● **Request**
Every line that holds "smoothed" should be shown.

● **Input**
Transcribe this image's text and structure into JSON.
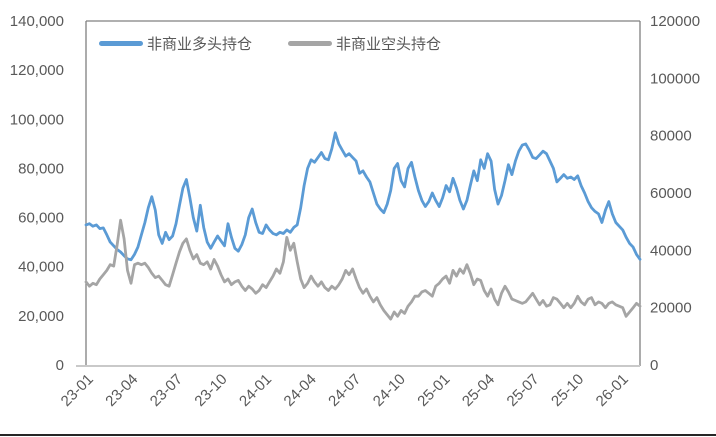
{
  "chart_data": {
    "type": "line",
    "title": "",
    "legend_position": "top",
    "grid": false,
    "x_tick_labels": [
      "23-01",
      "23-04",
      "23-07",
      "23-10",
      "24-01",
      "24-04",
      "24-07",
      "24-10",
      "25-01",
      "25-04",
      "25-07",
      "25-10",
      "26-01"
    ],
    "left_axis": {
      "min": 0,
      "max": 140000,
      "step": 20000,
      "tick_labels": [
        "0",
        "20,000",
        "40,000",
        "60,000",
        "80,000",
        "100,000",
        "120,000",
        "140,000"
      ]
    },
    "right_axis": {
      "min": 0,
      "max": 120000,
      "step": 20000,
      "tick_labels": [
        "0",
        "20000",
        "40000",
        "60000",
        "80000",
        "100000",
        "120000"
      ]
    },
    "axis_color": "#808080",
    "baseline_color": "#C9C9C9",
    "label_color": "#595959",
    "series": [
      {
        "name": "非商业多头持仓",
        "axis": "left",
        "color": "#5B9BD5",
        "values": [
          57000,
          57500,
          56500,
          57000,
          55500,
          55800,
          53000,
          50000,
          48500,
          47000,
          46000,
          44500,
          43200,
          42800,
          45000,
          48000,
          53000,
          58000,
          64000,
          68500,
          63000,
          53000,
          49500,
          54000,
          51000,
          52500,
          57500,
          65000,
          72000,
          75500,
          68000,
          60000,
          54500,
          65000,
          56000,
          50000,
          47500,
          50000,
          52500,
          50500,
          48500,
          57500,
          52000,
          47500,
          46300,
          49000,
          53000,
          60000,
          63500,
          58000,
          54000,
          53500,
          57000,
          55000,
          53500,
          53000,
          54000,
          53500,
          55000,
          54000,
          56000,
          57000,
          64000,
          73000,
          80000,
          83500,
          82500,
          84500,
          86500,
          84000,
          83500,
          88000,
          94500,
          90000,
          87500,
          85000,
          86000,
          84500,
          83000,
          78000,
          79000,
          76500,
          74500,
          70000,
          65500,
          63500,
          62000,
          65500,
          71000,
          80000,
          82000,
          75000,
          72500,
          80000,
          82500,
          76500,
          71000,
          67000,
          64500,
          66500,
          70000,
          67000,
          64500,
          68000,
          73000,
          70500,
          76000,
          72000,
          67000,
          63500,
          67000,
          73000,
          79000,
          75000,
          83500,
          80000,
          86000,
          83000,
          71500,
          65500,
          69000,
          75000,
          81500,
          77500,
          83000,
          87000,
          89500,
          90000,
          87500,
          84500,
          84000,
          85500,
          87000,
          86000,
          83000,
          80000,
          74500,
          76000,
          77500,
          76000,
          76500,
          75500,
          77000,
          73000,
          70000,
          66500,
          64000,
          62500,
          61500,
          58000,
          63000,
          66500,
          61500,
          58000,
          56500,
          55000,
          52000,
          49500,
          48000,
          45000,
          43000
        ]
      },
      {
        "name": "非商业空头持仓",
        "axis": "right",
        "color": "#A5A5A5",
        "values": [
          29000,
          27500,
          28500,
          28000,
          30000,
          31500,
          33000,
          35000,
          34500,
          42000,
          50500,
          44000,
          33000,
          28500,
          35000,
          35500,
          35000,
          35500,
          34000,
          32000,
          30500,
          31000,
          29500,
          28000,
          27500,
          31500,
          35500,
          39500,
          42500,
          44000,
          40000,
          37000,
          38500,
          35500,
          35000,
          36000,
          33500,
          36800,
          34500,
          31500,
          29000,
          30000,
          28000,
          29000,
          29500,
          27500,
          26000,
          27500,
          26500,
          25000,
          26000,
          28000,
          27000,
          29000,
          31000,
          33500,
          32000,
          36000,
          44500,
          40000,
          42500,
          36000,
          30000,
          27000,
          28500,
          31000,
          29000,
          27500,
          29000,
          27000,
          26000,
          27500,
          26500,
          28000,
          30000,
          33000,
          31500,
          33500,
          30000,
          27000,
          25000,
          26500,
          24000,
          22000,
          23500,
          21000,
          19000,
          17500,
          16000,
          18500,
          17000,
          19000,
          18000,
          20500,
          22000,
          24000,
          24000,
          25500,
          26000,
          25000,
          24000,
          27500,
          28500,
          30000,
          31000,
          28500,
          33000,
          31000,
          33500,
          32000,
          35000,
          32000,
          28000,
          30000,
          29500,
          26000,
          24000,
          26500,
          23000,
          21000,
          25000,
          27500,
          25500,
          23000,
          22500,
          22000,
          21500,
          22000,
          23500,
          25000,
          23000,
          21000,
          22500,
          20500,
          21000,
          23500,
          23000,
          21500,
          20000,
          21500,
          20000,
          21500,
          24000,
          22000,
          21000,
          23000,
          23500,
          21000,
          22000,
          21500,
          20000,
          21500,
          22000,
          21000,
          20500,
          20000,
          17000,
          18500,
          20000,
          21500,
          20500
        ]
      }
    ]
  }
}
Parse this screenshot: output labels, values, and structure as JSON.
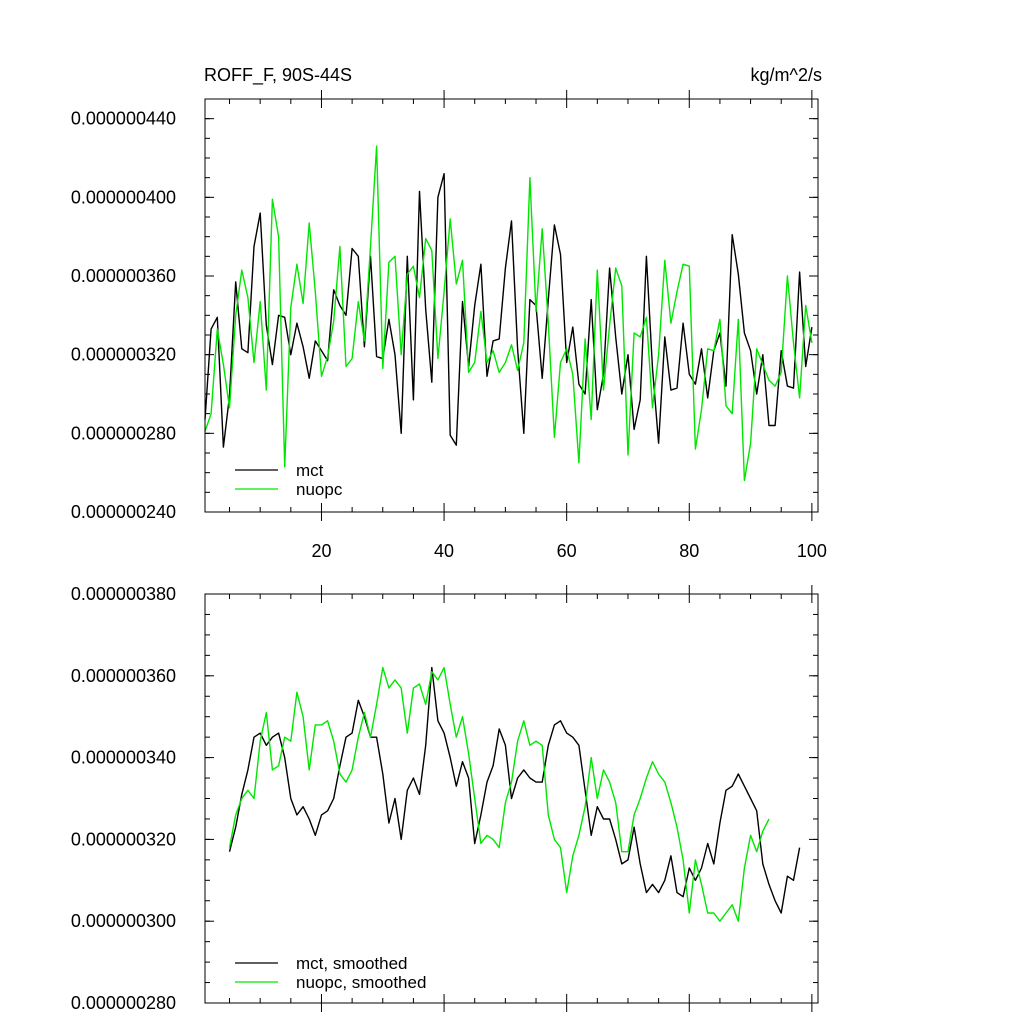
{
  "colors": {
    "mct": "#000000",
    "nuopc": "#00e600"
  },
  "chart_data": [
    {
      "type": "line",
      "title": "ROFF_F, 90S-44S",
      "units": "kg/m^2/s",
      "xlim": [
        1,
        101
      ],
      "ylim": [
        2.4e-07,
        4.5e-07
      ],
      "xticks": [
        20,
        40,
        60,
        80,
        100
      ],
      "xtick_labels": [
        "20",
        "40",
        "60",
        "80",
        "100"
      ],
      "yticks": [
        2.4e-07,
        2.8e-07,
        3.2e-07,
        3.6e-07,
        4e-07,
        4.4e-07
      ],
      "ytick_labels": [
        "0.000000240",
        "0.000000280",
        "0.000000320",
        "0.000000360",
        "0.000000400",
        "0.000000440"
      ],
      "legend_position": "bottom-left",
      "series": [
        {
          "name": "mct",
          "color_key": "mct",
          "x_start": 1,
          "values": [
            2.87e-07,
            3.33e-07,
            3.39e-07,
            2.73e-07,
            2.99e-07,
            3.57e-07,
            3.23e-07,
            3.21e-07,
            3.75e-07,
            3.92e-07,
            3.35e-07,
            3.15e-07,
            3.4e-07,
            3.39e-07,
            3.2e-07,
            3.36e-07,
            3.24e-07,
            3.08e-07,
            3.27e-07,
            3.22e-07,
            3.17e-07,
            3.53e-07,
            3.45e-07,
            3.4e-07,
            3.74e-07,
            3.7e-07,
            3.24e-07,
            3.7e-07,
            3.19e-07,
            3.18e-07,
            3.38e-07,
            3.2e-07,
            2.8e-07,
            3.7e-07,
            2.97e-07,
            4.03e-07,
            3.43e-07,
            3.06e-07,
            4e-07,
            4.12e-07,
            2.79e-07,
            2.74e-07,
            3.47e-07,
            3.14e-07,
            3.45e-07,
            3.66e-07,
            3.09e-07,
            3.27e-07,
            3.28e-07,
            3.64e-07,
            3.88e-07,
            3.23e-07,
            2.8e-07,
            3.48e-07,
            3.45e-07,
            3.08e-07,
            3.48e-07,
            3.86e-07,
            3.71e-07,
            3.16e-07,
            3.34e-07,
            3.05e-07,
            3e-07,
            3.48e-07,
            2.92e-07,
            3.1e-07,
            3.64e-07,
            3.29e-07,
            3e-07,
            3.2e-07,
            2.82e-07,
            2.97e-07,
            3.7e-07,
            3.13e-07,
            2.75e-07,
            3.29e-07,
            3.02e-07,
            3.03e-07,
            3.36e-07,
            3.1e-07,
            3.05e-07,
            3.23e-07,
            2.98e-07,
            3.22e-07,
            3.31e-07,
            3.04e-07,
            3.81e-07,
            3.61e-07,
            3.31e-07,
            3.22e-07,
            3e-07,
            3.2e-07,
            2.84e-07,
            2.84e-07,
            3.22e-07,
            3.04e-07,
            3.03e-07,
            3.62e-07,
            3.14e-07,
            3.34e-07
          ]
        },
        {
          "name": "nuopc",
          "color_key": "nuopc",
          "x_start": 1,
          "values": [
            2.81e-07,
            2.9e-07,
            3.33e-07,
            3.15e-07,
            2.93e-07,
            3.4e-07,
            3.63e-07,
            3.49e-07,
            3.16e-07,
            3.47e-07,
            3.02e-07,
            3.99e-07,
            3.8e-07,
            2.63e-07,
            3.44e-07,
            3.66e-07,
            3.46e-07,
            3.87e-07,
            3.52e-07,
            3.09e-07,
            3.19e-07,
            3.37e-07,
            3.75e-07,
            3.14e-07,
            3.18e-07,
            3.47e-07,
            3.27e-07,
            3.75e-07,
            4.26e-07,
            3.13e-07,
            3.67e-07,
            3.7e-07,
            3.2e-07,
            3.61e-07,
            3.65e-07,
            3.49e-07,
            3.79e-07,
            3.73e-07,
            3.18e-07,
            3.52e-07,
            3.89e-07,
            3.56e-07,
            3.68e-07,
            3.11e-07,
            3.16e-07,
            3.42e-07,
            3.16e-07,
            3.22e-07,
            3.11e-07,
            3.16e-07,
            3.25e-07,
            3.12e-07,
            3.26e-07,
            4.1e-07,
            3.42e-07,
            3.84e-07,
            3.36e-07,
            2.78e-07,
            3.16e-07,
            3.23e-07,
            3.1e-07,
            2.65e-07,
            3.28e-07,
            2.87e-07,
            3.63e-07,
            3.02e-07,
            3.35e-07,
            3.64e-07,
            3.55e-07,
            2.69e-07,
            3.31e-07,
            3.29e-07,
            3.39e-07,
            2.93e-07,
            3.2e-07,
            3.68e-07,
            3.36e-07,
            3.52e-07,
            3.66e-07,
            3.65e-07,
            2.72e-07,
            2.92e-07,
            3.23e-07,
            3.22e-07,
            3.38e-07,
            2.94e-07,
            2.9e-07,
            3.38e-07,
            2.56e-07,
            2.75e-07,
            3.23e-07,
            3.15e-07,
            3.07e-07,
            3.04e-07,
            3.11e-07,
            3.6e-07,
            3.26e-07,
            2.98e-07,
            3.45e-07,
            3.26e-07
          ]
        }
      ]
    },
    {
      "type": "line",
      "xlim": [
        1,
        101
      ],
      "ylim": [
        2.8e-07,
        3.8e-07
      ],
      "xticks": [
        20,
        40,
        60,
        80,
        100
      ],
      "yticks": [
        2.8e-07,
        3e-07,
        3.2e-07,
        3.4e-07,
        3.6e-07,
        3.8e-07
      ],
      "ytick_labels": [
        "0.000000280",
        "0.000000300",
        "0.000000320",
        "0.000000340",
        "0.000000360",
        "0.000000380"
      ],
      "legend_position": "bottom-left",
      "series": [
        {
          "name": "mct, smoothed",
          "color_key": "mct",
          "x_start": 5,
          "values": [
            3.17e-07,
            3.23e-07,
            3.31e-07,
            3.37e-07,
            3.45e-07,
            3.46e-07,
            3.43e-07,
            3.45e-07,
            3.46e-07,
            3.4e-07,
            3.3e-07,
            3.26e-07,
            3.28e-07,
            3.25e-07,
            3.21e-07,
            3.26e-07,
            3.27e-07,
            3.3e-07,
            3.38e-07,
            3.45e-07,
            3.46e-07,
            3.54e-07,
            3.5e-07,
            3.45e-07,
            3.45e-07,
            3.36e-07,
            3.24e-07,
            3.3e-07,
            3.2e-07,
            3.32e-07,
            3.35e-07,
            3.31e-07,
            3.43e-07,
            3.62e-07,
            3.49e-07,
            3.46e-07,
            3.4e-07,
            3.33e-07,
            3.39e-07,
            3.35e-07,
            3.19e-07,
            3.26e-07,
            3.34e-07,
            3.38e-07,
            3.47e-07,
            3.43e-07,
            3.3e-07,
            3.35e-07,
            3.37e-07,
            3.35e-07,
            3.34e-07,
            3.34e-07,
            3.43e-07,
            3.48e-07,
            3.49e-07,
            3.46e-07,
            3.45e-07,
            3.43e-07,
            3.32e-07,
            3.21e-07,
            3.28e-07,
            3.25e-07,
            3.25e-07,
            3.2e-07,
            3.14e-07,
            3.15e-07,
            3.23e-07,
            3.14e-07,
            3.07e-07,
            3.09e-07,
            3.07e-07,
            3.1e-07,
            3.16e-07,
            3.07e-07,
            3.06e-07,
            3.13e-07,
            3.1e-07,
            3.13e-07,
            3.19e-07,
            3.14e-07,
            3.24e-07,
            3.32e-07,
            3.33e-07,
            3.36e-07,
            3.33e-07,
            3.3e-07,
            3.27e-07,
            3.14e-07,
            3.09e-07,
            3.05e-07,
            3.02e-07,
            3.11e-07,
            3.1e-07,
            3.18e-07
          ]
        },
        {
          "name": "nuopc, smoothed",
          "color_key": "nuopc",
          "x_start": 5,
          "values": [
            3.18e-07,
            3.26e-07,
            3.3e-07,
            3.32e-07,
            3.3e-07,
            3.44e-07,
            3.51e-07,
            3.37e-07,
            3.38e-07,
            3.45e-07,
            3.44e-07,
            3.56e-07,
            3.5e-07,
            3.37e-07,
            3.48e-07,
            3.48e-07,
            3.49e-07,
            3.44e-07,
            3.36e-07,
            3.34e-07,
            3.37e-07,
            3.45e-07,
            3.51e-07,
            3.45e-07,
            3.53e-07,
            3.62e-07,
            3.57e-07,
            3.59e-07,
            3.57e-07,
            3.46e-07,
            3.57e-07,
            3.58e-07,
            3.53e-07,
            3.61e-07,
            3.59e-07,
            3.62e-07,
            3.53e-07,
            3.45e-07,
            3.5e-07,
            3.41e-07,
            3.3e-07,
            3.19e-07,
            3.21e-07,
            3.2e-07,
            3.18e-07,
            3.29e-07,
            3.34e-07,
            3.44e-07,
            3.49e-07,
            3.43e-07,
            3.44e-07,
            3.43e-07,
            3.26e-07,
            3.2e-07,
            3.18e-07,
            3.07e-07,
            3.16e-07,
            3.21e-07,
            3.28e-07,
            3.4e-07,
            3.3e-07,
            3.37e-07,
            3.34e-07,
            3.29e-07,
            3.17e-07,
            3.17e-07,
            3.26e-07,
            3.3e-07,
            3.35e-07,
            3.39e-07,
            3.36e-07,
            3.34e-07,
            3.29e-07,
            3.23e-07,
            3.15e-07,
            3.02e-07,
            3.15e-07,
            3.09e-07,
            3.02e-07,
            3.02e-07,
            3e-07,
            3.02e-07,
            3.04e-07,
            3e-07,
            3.13e-07,
            3.21e-07,
            3.17e-07,
            3.22e-07,
            3.25e-07
          ]
        }
      ]
    }
  ]
}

● **Answer for the task**
          "name": "mct, smoothed",
          "name": "nuopc, smoothed",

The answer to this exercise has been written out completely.